Figure record extracts
————
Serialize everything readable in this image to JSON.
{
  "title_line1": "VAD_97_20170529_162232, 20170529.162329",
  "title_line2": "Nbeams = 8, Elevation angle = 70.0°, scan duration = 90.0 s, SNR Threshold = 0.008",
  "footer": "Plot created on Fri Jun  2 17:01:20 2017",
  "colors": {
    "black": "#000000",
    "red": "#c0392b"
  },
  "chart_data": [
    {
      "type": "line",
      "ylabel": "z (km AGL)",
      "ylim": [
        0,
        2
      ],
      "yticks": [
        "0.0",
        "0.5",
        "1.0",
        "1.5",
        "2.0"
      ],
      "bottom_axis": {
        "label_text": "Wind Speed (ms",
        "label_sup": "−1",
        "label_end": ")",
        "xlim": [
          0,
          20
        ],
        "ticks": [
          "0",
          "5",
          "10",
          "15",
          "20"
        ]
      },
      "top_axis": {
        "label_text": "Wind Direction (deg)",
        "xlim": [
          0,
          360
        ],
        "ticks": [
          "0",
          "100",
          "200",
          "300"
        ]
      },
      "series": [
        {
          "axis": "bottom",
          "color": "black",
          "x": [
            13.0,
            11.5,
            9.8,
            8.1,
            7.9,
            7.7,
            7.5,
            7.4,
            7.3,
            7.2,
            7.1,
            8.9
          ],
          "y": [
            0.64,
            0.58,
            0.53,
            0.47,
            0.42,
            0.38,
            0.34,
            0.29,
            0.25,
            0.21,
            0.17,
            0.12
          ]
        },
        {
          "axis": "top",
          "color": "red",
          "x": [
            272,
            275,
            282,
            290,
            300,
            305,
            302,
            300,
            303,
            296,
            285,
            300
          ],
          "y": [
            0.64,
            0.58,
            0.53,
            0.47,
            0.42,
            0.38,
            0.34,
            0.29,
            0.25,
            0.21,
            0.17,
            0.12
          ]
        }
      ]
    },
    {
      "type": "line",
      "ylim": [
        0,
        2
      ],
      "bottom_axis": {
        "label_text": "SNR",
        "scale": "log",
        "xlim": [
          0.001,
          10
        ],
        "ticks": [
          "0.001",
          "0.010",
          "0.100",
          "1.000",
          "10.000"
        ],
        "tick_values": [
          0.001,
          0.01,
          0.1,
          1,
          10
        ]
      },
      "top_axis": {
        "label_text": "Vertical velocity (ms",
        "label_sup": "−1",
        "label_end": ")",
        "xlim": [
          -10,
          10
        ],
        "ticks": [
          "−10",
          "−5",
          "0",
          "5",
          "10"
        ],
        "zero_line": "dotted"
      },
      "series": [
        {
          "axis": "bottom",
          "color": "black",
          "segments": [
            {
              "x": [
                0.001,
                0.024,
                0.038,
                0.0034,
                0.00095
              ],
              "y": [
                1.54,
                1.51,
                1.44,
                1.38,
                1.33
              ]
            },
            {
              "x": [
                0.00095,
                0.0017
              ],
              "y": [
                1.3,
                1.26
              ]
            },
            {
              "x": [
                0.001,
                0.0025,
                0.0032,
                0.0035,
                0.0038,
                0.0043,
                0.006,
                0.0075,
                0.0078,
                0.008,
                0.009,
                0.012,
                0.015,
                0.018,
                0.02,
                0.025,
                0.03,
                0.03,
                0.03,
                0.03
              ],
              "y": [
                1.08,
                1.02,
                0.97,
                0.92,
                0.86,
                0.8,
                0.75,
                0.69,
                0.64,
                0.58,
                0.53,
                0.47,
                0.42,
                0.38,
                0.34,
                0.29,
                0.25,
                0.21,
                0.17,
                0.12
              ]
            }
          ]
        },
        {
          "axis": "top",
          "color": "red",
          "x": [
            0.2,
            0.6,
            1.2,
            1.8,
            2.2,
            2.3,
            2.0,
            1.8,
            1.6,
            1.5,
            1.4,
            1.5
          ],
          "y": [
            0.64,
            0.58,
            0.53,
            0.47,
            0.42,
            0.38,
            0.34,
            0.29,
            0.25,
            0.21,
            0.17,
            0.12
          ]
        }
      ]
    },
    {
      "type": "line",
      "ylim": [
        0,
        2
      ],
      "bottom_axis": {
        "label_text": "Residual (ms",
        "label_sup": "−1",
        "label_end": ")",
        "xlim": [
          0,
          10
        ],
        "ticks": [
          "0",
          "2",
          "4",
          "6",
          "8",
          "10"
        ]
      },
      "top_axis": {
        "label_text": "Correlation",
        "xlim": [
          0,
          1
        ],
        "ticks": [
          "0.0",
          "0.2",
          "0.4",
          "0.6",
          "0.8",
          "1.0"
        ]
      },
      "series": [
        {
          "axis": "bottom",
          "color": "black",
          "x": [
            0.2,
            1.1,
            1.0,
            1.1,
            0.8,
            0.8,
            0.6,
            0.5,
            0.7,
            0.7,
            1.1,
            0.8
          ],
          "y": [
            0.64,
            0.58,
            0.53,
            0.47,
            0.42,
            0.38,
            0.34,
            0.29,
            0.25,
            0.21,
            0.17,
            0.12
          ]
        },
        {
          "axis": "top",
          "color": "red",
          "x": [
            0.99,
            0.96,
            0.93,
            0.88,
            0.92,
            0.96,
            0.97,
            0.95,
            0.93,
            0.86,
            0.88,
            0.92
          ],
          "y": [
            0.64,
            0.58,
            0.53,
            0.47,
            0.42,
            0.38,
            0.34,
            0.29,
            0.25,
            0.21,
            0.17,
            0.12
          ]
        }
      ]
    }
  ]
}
————
## Work instructions
Repeat all of the records above exactly as written.

## Correct response
Serialize everything readable in this image to JSON.
{
  "title_line1": "VAD_97_20170529_162232, 20170529.162329",
  "title_line2": "Nbeams = 8, Elevation angle = 70.0°, scan duration = 90.0 s, SNR Threshold = 0.008",
  "footer": "Plot created on Fri Jun  2 17:01:20 2017",
  "colors": {
    "black": "#000000",
    "red": "#c0392b"
  },
  "chart_data": [
    {
      "type": "line",
      "ylabel": "z (km AGL)",
      "ylim": [
        0,
        2
      ],
      "yticks": [
        "0.0",
        "0.5",
        "1.0",
        "1.5",
        "2.0"
      ],
      "bottom_axis": {
        "label_text": "Wind Speed (ms",
        "label_sup": "−1",
        "label_end": ")",
        "xlim": [
          0,
          20
        ],
        "ticks": [
          "0",
          "5",
          "10",
          "15",
          "20"
        ]
      },
      "top_axis": {
        "label_text": "Wind Direction (deg)",
        "xlim": [
          0,
          360
        ],
        "ticks": [
          "0",
          "100",
          "200",
          "300"
        ]
      },
      "series": [
        {
          "axis": "bottom",
          "color": "black",
          "x": [
            13.0,
            11.5,
            9.8,
            8.1,
            7.9,
            7.7,
            7.5,
            7.4,
            7.3,
            7.2,
            7.1,
            8.9
          ],
          "y": [
            0.64,
            0.58,
            0.53,
            0.47,
            0.42,
            0.38,
            0.34,
            0.29,
            0.25,
            0.21,
            0.17,
            0.12
          ]
        },
        {
          "axis": "top",
          "color": "red",
          "x": [
            272,
            275,
            282,
            290,
            300,
            305,
            302,
            300,
            303,
            296,
            285,
            300
          ],
          "y": [
            0.64,
            0.58,
            0.53,
            0.47,
            0.42,
            0.38,
            0.34,
            0.29,
            0.25,
            0.21,
            0.17,
            0.12
          ]
        }
      ]
    },
    {
      "type": "line",
      "ylim": [
        0,
        2
      ],
      "bottom_axis": {
        "label_text": "SNR",
        "scale": "log",
        "xlim": [
          0.001,
          10
        ],
        "ticks": [
          "0.001",
          "0.010",
          "0.100",
          "1.000",
          "10.000"
        ],
        "tick_values": [
          0.001,
          0.01,
          0.1,
          1,
          10
        ]
      },
      "top_axis": {
        "label_text": "Vertical velocity (ms",
        "label_sup": "−1",
        "label_end": ")",
        "xlim": [
          -10,
          10
        ],
        "ticks": [
          "−10",
          "−5",
          "0",
          "5",
          "10"
        ],
        "zero_line": "dotted"
      },
      "series": [
        {
          "axis": "bottom",
          "color": "black",
          "segments": [
            {
              "x": [
                0.001,
                0.024,
                0.038,
                0.0034,
                0.00095
              ],
              "y": [
                1.54,
                1.51,
                1.44,
                1.38,
                1.33
              ]
            },
            {
              "x": [
                0.00095,
                0.0017
              ],
              "y": [
                1.3,
                1.26
              ]
            },
            {
              "x": [
                0.001,
                0.0025,
                0.0032,
                0.0035,
                0.0038,
                0.0043,
                0.006,
                0.0075,
                0.0078,
                0.008,
                0.009,
                0.012,
                0.015,
                0.018,
                0.02,
                0.025,
                0.03,
                0.03,
                0.03,
                0.03
              ],
              "y": [
                1.08,
                1.02,
                0.97,
                0.92,
                0.86,
                0.8,
                0.75,
                0.69,
                0.64,
                0.58,
                0.53,
                0.47,
                0.42,
                0.38,
                0.34,
                0.29,
                0.25,
                0.21,
                0.17,
                0.12
              ]
            }
          ]
        },
        {
          "axis": "top",
          "color": "red",
          "x": [
            0.2,
            0.6,
            1.2,
            1.8,
            2.2,
            2.3,
            2.0,
            1.8,
            1.6,
            1.5,
            1.4,
            1.5
          ],
          "y": [
            0.64,
            0.58,
            0.53,
            0.47,
            0.42,
            0.38,
            0.34,
            0.29,
            0.25,
            0.21,
            0.17,
            0.12
          ]
        }
      ]
    },
    {
      "type": "line",
      "ylim": [
        0,
        2
      ],
      "bottom_axis": {
        "label_text": "Residual (ms",
        "label_sup": "−1",
        "label_end": ")",
        "xlim": [
          0,
          10
        ],
        "ticks": [
          "0",
          "2",
          "4",
          "6",
          "8",
          "10"
        ]
      },
      "top_axis": {
        "label_text": "Correlation",
        "xlim": [
          0,
          1
        ],
        "ticks": [
          "0.0",
          "0.2",
          "0.4",
          "0.6",
          "0.8",
          "1.0"
        ]
      },
      "series": [
        {
          "axis": "bottom",
          "color": "black",
          "x": [
            0.2,
            1.1,
            1.0,
            1.1,
            0.8,
            0.8,
            0.6,
            0.5,
            0.7,
            0.7,
            1.1,
            0.8
          ],
          "y": [
            0.64,
            0.58,
            0.53,
            0.47,
            0.42,
            0.38,
            0.34,
            0.29,
            0.25,
            0.21,
            0.17,
            0.12
          ]
        },
        {
          "axis": "top",
          "color": "red",
          "x": [
            0.99,
            0.96,
            0.93,
            0.88,
            0.92,
            0.96,
            0.97,
            0.95,
            0.93,
            0.86,
            0.88,
            0.92
          ],
          "y": [
            0.64,
            0.58,
            0.53,
            0.47,
            0.42,
            0.38,
            0.34,
            0.29,
            0.25,
            0.21,
            0.17,
            0.12
          ]
        }
      ]
    }
  ]
}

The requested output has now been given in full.